## EXERCISE DESCRIPTION
Report only the number of lines in the records that contain the word "Наименование".

(Recorded data)
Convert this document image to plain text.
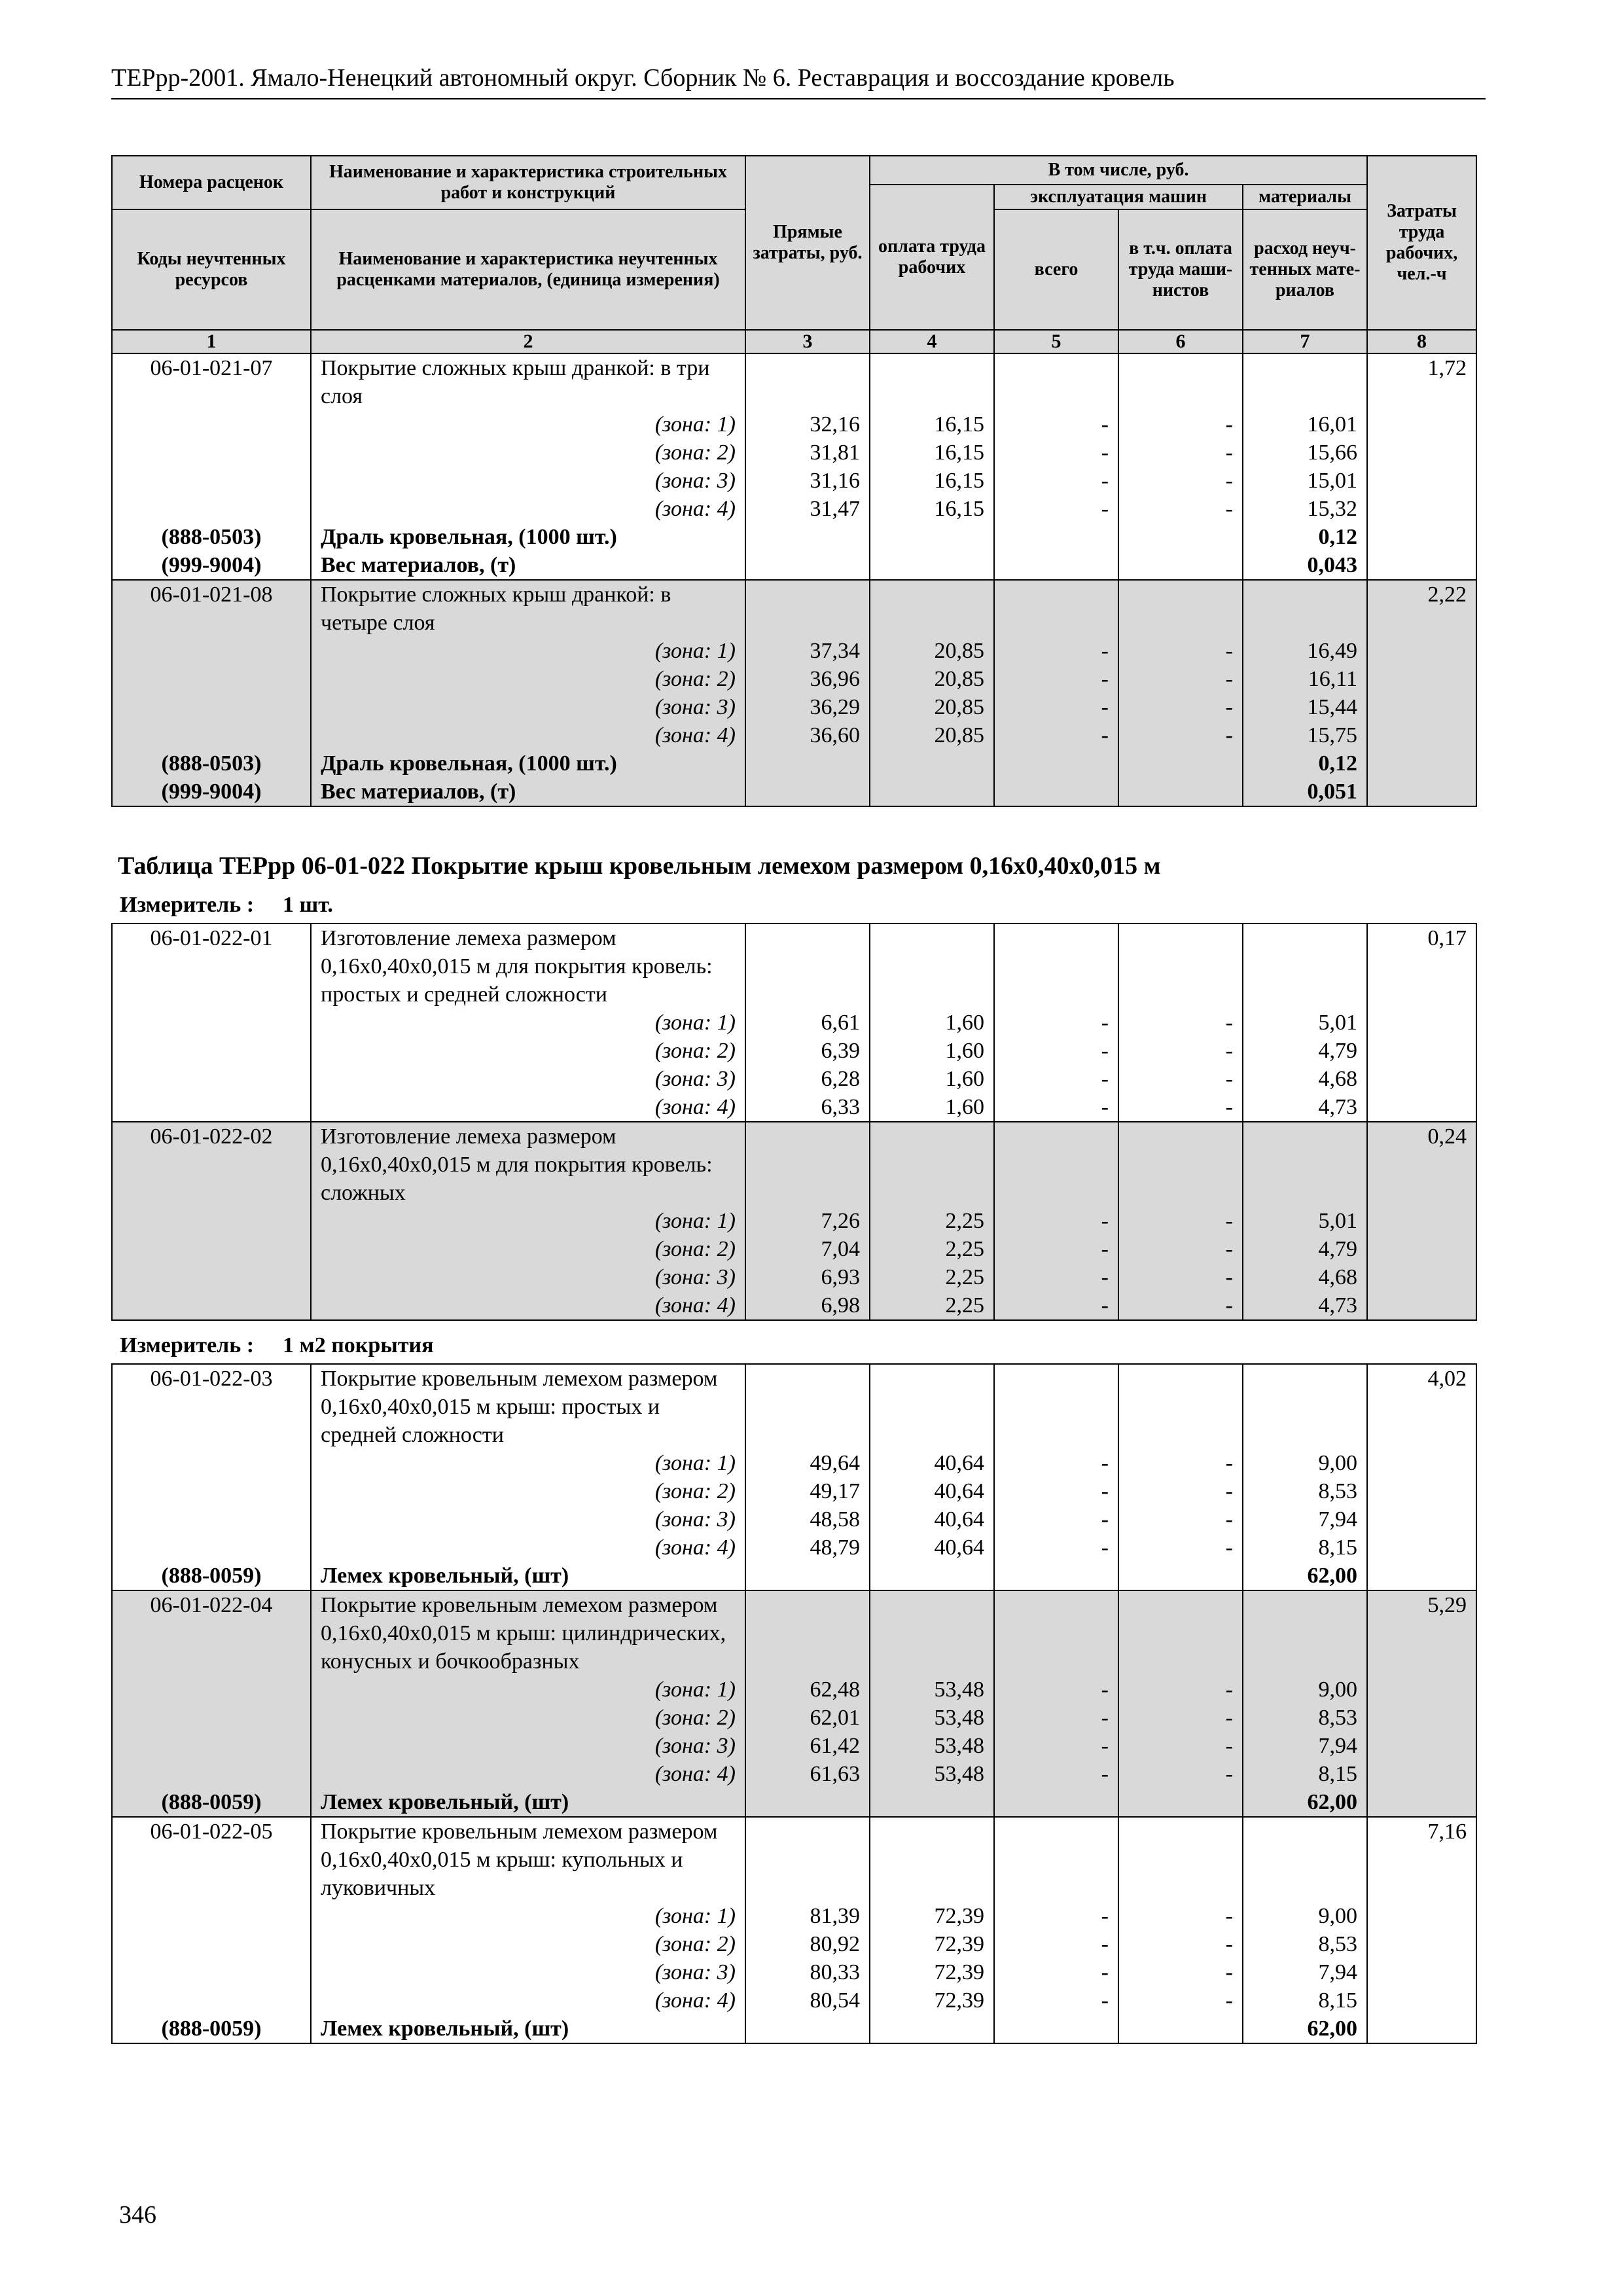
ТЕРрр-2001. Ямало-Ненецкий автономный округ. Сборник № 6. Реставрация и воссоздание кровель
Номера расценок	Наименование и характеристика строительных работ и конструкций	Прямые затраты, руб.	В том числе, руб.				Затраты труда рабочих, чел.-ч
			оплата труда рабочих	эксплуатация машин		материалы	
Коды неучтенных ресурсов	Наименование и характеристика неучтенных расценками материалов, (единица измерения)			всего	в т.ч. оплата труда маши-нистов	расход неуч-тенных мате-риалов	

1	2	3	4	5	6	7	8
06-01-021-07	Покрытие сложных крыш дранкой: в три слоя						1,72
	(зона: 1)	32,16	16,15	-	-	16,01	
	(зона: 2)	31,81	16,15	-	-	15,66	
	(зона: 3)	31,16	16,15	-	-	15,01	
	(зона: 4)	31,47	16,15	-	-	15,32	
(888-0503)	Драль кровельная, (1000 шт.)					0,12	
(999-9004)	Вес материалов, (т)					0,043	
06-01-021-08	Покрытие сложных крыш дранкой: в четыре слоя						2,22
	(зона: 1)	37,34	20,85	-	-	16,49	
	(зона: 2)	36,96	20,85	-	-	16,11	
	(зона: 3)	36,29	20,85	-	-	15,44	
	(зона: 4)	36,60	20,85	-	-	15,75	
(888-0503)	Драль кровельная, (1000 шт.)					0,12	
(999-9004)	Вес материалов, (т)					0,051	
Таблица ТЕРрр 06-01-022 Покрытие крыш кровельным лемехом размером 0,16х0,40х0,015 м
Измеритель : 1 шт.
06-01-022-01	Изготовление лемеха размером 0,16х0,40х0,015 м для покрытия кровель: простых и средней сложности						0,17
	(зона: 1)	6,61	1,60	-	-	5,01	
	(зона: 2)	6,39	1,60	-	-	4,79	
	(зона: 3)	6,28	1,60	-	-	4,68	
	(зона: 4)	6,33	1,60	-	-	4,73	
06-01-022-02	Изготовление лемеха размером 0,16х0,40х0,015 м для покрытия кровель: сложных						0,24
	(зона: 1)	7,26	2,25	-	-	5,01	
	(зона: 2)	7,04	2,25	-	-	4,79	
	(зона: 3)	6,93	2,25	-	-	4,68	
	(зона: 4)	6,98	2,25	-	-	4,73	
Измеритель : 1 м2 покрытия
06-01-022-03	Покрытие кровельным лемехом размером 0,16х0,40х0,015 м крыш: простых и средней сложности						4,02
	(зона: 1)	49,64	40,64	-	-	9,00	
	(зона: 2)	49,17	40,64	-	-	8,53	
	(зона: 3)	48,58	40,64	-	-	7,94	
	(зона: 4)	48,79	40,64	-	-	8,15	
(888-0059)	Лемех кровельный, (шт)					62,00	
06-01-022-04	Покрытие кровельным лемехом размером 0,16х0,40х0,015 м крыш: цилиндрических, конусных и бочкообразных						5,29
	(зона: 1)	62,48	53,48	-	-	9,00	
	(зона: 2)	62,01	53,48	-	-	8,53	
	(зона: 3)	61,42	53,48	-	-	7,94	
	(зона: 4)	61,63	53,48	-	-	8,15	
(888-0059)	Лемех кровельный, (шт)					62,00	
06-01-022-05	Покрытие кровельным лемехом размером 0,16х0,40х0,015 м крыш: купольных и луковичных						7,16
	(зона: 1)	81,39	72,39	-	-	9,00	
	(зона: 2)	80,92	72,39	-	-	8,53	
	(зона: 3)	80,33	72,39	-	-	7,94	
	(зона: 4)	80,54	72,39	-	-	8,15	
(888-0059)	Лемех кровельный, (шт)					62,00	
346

--

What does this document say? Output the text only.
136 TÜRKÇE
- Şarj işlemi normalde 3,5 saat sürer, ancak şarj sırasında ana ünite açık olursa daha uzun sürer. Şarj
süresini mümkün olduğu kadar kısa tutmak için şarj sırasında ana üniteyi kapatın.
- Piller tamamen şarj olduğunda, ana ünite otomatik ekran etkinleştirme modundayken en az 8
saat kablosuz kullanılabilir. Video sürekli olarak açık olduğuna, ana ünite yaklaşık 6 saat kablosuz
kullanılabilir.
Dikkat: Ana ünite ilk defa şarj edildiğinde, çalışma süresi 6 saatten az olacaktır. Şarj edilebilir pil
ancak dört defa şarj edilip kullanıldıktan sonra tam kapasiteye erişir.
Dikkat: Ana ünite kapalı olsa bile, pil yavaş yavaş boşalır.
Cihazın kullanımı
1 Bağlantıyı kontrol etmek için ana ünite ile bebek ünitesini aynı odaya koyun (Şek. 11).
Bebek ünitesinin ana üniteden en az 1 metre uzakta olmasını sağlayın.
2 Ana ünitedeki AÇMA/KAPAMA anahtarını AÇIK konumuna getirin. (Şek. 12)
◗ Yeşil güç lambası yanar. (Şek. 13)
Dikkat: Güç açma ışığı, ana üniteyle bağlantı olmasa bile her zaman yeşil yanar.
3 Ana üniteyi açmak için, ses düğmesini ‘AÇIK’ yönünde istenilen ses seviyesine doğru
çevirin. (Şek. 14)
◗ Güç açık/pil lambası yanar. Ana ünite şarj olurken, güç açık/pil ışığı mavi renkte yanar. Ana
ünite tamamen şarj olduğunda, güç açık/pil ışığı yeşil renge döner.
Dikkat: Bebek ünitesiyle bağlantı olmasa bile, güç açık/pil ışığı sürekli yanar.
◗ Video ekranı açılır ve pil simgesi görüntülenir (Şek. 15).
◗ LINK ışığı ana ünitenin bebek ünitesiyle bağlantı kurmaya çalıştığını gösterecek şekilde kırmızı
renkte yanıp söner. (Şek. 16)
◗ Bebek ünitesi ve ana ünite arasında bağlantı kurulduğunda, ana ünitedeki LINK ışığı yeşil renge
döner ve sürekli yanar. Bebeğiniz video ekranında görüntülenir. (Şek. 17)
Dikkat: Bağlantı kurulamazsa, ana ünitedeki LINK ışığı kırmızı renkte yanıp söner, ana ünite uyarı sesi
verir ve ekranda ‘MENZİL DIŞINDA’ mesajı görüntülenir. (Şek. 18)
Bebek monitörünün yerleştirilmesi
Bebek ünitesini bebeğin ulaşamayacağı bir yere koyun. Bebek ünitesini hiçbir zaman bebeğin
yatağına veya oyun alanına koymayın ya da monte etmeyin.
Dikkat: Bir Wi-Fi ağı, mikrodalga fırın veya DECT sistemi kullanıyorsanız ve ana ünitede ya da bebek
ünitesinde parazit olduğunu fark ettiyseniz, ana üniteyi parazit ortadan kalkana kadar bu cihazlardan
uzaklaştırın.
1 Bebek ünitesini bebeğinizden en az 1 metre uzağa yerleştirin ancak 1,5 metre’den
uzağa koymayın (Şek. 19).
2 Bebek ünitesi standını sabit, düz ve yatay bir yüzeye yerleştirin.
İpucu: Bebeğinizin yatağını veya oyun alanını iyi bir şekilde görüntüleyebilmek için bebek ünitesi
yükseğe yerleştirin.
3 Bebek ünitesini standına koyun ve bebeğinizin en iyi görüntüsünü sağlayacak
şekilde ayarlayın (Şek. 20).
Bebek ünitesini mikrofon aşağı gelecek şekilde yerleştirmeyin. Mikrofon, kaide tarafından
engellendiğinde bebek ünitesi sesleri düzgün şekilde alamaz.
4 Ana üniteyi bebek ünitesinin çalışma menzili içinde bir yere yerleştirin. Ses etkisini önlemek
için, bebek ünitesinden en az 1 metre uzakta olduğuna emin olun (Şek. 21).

...

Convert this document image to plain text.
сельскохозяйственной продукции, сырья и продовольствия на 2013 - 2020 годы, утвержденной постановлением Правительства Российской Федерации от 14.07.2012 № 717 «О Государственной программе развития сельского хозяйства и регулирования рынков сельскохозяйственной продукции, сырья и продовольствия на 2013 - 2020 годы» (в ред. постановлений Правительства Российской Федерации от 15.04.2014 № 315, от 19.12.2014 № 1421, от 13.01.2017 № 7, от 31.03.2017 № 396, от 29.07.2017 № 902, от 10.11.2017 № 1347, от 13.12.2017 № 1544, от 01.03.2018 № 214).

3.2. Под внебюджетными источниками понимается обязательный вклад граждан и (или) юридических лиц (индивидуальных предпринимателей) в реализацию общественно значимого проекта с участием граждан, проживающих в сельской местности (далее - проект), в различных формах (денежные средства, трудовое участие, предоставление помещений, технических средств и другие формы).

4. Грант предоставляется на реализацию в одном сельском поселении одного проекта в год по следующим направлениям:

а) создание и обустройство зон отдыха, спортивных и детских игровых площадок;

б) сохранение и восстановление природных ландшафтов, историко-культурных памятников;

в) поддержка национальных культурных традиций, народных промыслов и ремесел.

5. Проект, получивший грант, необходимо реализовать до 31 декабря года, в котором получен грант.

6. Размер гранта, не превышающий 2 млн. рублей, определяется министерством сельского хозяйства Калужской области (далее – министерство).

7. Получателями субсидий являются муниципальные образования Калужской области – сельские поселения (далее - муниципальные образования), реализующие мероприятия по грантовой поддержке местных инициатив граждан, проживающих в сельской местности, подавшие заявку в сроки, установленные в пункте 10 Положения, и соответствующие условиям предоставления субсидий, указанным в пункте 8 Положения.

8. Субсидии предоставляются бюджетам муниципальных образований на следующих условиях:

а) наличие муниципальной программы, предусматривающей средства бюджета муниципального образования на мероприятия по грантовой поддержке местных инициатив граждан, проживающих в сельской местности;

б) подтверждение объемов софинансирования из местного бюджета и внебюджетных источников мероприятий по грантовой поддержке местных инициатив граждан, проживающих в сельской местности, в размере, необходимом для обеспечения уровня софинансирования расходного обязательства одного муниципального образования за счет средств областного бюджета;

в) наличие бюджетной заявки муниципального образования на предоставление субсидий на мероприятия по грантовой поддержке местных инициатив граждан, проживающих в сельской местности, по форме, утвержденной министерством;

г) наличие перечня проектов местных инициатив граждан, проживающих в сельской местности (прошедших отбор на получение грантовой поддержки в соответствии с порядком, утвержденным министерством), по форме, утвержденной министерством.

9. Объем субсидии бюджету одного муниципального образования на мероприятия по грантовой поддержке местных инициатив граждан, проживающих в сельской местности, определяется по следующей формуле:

## SOLVED EXERCISE
2